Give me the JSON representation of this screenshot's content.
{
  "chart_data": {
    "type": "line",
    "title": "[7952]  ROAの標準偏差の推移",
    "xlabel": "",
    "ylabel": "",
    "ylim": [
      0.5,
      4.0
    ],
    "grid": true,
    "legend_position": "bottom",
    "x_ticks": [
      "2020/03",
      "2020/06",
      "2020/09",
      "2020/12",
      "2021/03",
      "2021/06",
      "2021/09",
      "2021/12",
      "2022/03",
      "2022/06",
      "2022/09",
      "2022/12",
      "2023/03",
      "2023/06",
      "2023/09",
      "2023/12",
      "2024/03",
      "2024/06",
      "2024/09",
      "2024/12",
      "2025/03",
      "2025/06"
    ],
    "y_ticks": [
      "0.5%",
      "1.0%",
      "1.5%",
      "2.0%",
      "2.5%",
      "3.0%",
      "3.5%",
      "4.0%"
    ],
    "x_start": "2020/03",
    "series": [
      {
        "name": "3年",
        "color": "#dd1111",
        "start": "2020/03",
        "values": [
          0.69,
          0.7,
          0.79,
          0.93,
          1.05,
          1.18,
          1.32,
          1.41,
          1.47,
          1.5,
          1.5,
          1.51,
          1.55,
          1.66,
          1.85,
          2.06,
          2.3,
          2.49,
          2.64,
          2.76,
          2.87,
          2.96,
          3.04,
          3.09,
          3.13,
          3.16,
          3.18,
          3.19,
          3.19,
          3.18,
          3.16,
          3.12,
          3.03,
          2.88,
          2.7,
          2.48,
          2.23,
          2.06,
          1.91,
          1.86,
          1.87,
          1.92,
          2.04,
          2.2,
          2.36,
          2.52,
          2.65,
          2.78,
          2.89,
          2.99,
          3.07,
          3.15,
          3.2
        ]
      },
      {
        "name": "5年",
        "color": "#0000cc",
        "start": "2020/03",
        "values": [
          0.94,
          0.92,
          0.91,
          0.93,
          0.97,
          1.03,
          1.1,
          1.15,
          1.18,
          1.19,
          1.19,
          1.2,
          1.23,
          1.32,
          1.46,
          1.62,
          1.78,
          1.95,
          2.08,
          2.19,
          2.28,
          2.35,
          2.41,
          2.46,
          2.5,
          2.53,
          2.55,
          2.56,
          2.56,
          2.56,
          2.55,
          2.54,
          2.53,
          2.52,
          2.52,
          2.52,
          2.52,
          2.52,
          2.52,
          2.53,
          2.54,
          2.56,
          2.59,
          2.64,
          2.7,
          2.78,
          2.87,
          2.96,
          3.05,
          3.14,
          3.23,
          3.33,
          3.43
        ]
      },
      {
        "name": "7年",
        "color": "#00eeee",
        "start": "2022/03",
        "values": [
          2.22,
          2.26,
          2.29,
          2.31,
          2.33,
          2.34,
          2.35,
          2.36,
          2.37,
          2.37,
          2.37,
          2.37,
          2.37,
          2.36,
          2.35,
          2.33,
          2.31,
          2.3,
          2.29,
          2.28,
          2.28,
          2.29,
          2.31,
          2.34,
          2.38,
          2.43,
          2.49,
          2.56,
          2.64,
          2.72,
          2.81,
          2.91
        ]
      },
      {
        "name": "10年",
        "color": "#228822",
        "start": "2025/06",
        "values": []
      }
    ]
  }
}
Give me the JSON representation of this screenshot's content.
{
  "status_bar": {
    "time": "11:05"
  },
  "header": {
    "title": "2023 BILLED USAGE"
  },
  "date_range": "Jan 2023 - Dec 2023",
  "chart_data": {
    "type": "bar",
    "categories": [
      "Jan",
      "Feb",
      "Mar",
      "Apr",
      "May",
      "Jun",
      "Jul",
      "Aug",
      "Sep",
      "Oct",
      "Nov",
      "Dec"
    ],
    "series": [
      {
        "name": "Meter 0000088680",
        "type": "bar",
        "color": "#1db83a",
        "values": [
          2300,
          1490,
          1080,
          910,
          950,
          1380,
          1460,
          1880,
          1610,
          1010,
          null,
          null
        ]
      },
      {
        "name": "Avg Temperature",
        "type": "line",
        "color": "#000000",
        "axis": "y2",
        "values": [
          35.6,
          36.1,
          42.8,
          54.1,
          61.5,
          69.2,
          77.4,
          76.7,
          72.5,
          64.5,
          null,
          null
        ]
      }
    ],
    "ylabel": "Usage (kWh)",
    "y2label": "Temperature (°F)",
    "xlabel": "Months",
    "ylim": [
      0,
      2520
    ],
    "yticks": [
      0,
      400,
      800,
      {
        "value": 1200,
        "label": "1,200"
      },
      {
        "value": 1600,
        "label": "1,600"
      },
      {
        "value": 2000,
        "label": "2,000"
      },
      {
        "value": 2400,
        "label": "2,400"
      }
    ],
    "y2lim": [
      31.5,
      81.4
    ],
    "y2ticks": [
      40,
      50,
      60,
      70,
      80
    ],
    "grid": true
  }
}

# # # #

**Set task**
Return the entries above exactly as they appear.

**Exercise output**
Give me the JSON representation of this screenshot's content.
{
  "chart_data": {
    "type": "line",
    "title": "[7952]  ROAの標準偏差の推移",
    "xlabel": "",
    "ylabel": "",
    "ylim": [
      0.5,
      4.0
    ],
    "grid": true,
    "legend_position": "bottom",
    "x_ticks": [
      "2020/03",
      "2020/06",
      "2020/09",
      "2020/12",
      "2021/03",
      "2021/06",
      "2021/09",
      "2021/12",
      "2022/03",
      "2022/06",
      "2022/09",
      "2022/12",
      "2023/03",
      "2023/06",
      "2023/09",
      "2023/12",
      "2024/03",
      "2024/06",
      "2024/09",
      "2024/12",
      "2025/03",
      "2025/06"
    ],
    "y_ticks": [
      "0.5%",
      "1.0%",
      "1.5%",
      "2.0%",
      "2.5%",
      "3.0%",
      "3.5%",
      "4.0%"
    ],
    "x_start": "2020/03",
    "series": [
      {
        "name": "3年",
        "color": "#dd1111",
        "start": "2020/03",
        "values": [
          0.69,
          0.7,
          0.79,
          0.93,
          1.05,
          1.18,
          1.32,
          1.41,
          1.47,
          1.5,
          1.5,
          1.51,
          1.55,
          1.66,
          1.85,
          2.06,
          2.3,
          2.49,
          2.64,
          2.76,
          2.87,
          2.96,
          3.04,
          3.09,
          3.13,
          3.16,
          3.18,
          3.19,
          3.19,
          3.18,
          3.16,
          3.12,
          3.03,
          2.88,
          2.7,
          2.48,
          2.23,
          2.06,
          1.91,
          1.86,
          1.87,
          1.92,
          2.04,
          2.2,
          2.36,
          2.52,
          2.65,
          2.78,
          2.89,
          2.99,
          3.07,
          3.15,
          3.2
        ]
      },
      {
        "name": "5年",
        "color": "#0000cc",
        "start": "2020/03",
        "values": [
          0.94,
          0.92,
          0.91,
          0.93,
          0.97,
          1.03,
          1.1,
          1.15,
          1.18,
          1.19,
          1.19,
          1.2,
          1.23,
          1.32,
          1.46,
          1.62,
          1.78,
          1.95,
          2.08,
          2.19,
          2.28,
          2.35,
          2.41,
          2.46,
          2.5,
          2.53,
          2.55,
          2.56,
          2.56,
          2.56,
          2.55,
          2.54,
          2.53,
          2.52,
          2.52,
          2.52,
          2.52,
          2.52,
          2.52,
          2.53,
          2.54,
          2.56,
          2.59,
          2.64,
          2.7,
          2.78,
          2.87,
          2.96,
          3.05,
          3.14,
          3.23,
          3.33,
          3.43
        ]
      },
      {
        "name": "7年",
        "color": "#00eeee",
        "start": "2022/03",
        "values": [
          2.22,
          2.26,
          2.29,
          2.31,
          2.33,
          2.34,
          2.35,
          2.36,
          2.37,
          2.37,
          2.37,
          2.37,
          2.37,
          2.36,
          2.35,
          2.33,
          2.31,
          2.3,
          2.29,
          2.28,
          2.28,
          2.29,
          2.31,
          2.34,
          2.38,
          2.43,
          2.49,
          2.56,
          2.64,
          2.72,
          2.81,
          2.91
        ]
      },
      {
        "name": "10年",
        "color": "#228822",
        "start": "2025/06",
        "values": []
      }
    ]
  }
}
Give me the JSON representation of this screenshot's content.
{
  "status_bar": {
    "time": "11:05"
  },
  "header": {
    "title": "2023 BILLED USAGE"
  },
  "date_range": "Jan 2023 - Dec 2023",
  "chart_data": {
    "type": "bar",
    "categories": [
      "Jan",
      "Feb",
      "Mar",
      "Apr",
      "May",
      "Jun",
      "Jul",
      "Aug",
      "Sep",
      "Oct",
      "Nov",
      "Dec"
    ],
    "series": [
      {
        "name": "Meter 0000088680",
        "type": "bar",
        "color": "#1db83a",
        "values": [
          2300,
          1490,
          1080,
          910,
          950,
          1380,
          1460,
          1880,
          1610,
          1010,
          null,
          null
        ]
      },
      {
        "name": "Avg Temperature",
        "type": "line",
        "color": "#000000",
        "axis": "y2",
        "values": [
          35.6,
          36.1,
          42.8,
          54.1,
          61.5,
          69.2,
          77.4,
          76.7,
          72.5,
          64.5,
          null,
          null
        ]
      }
    ],
    "ylabel": "Usage (kWh)",
    "y2label": "Temperature (°F)",
    "xlabel": "Months",
    "ylim": [
      0,
      2520
    ],
    "yticks": [
      0,
      400,
      800,
      {
        "value": 1200,
        "label": "1,200"
      },
      {
        "value": 1600,
        "label": "1,600"
      },
      {
        "value": 2000,
        "label": "2,000"
      },
      {
        "value": 2400,
        "label": "2,400"
      }
    ],
    "y2lim": [
      31.5,
      81.4
    ],
    "y2ticks": [
      40,
      50,
      60,
      70,
      80
    ],
    "grid": true
  }
}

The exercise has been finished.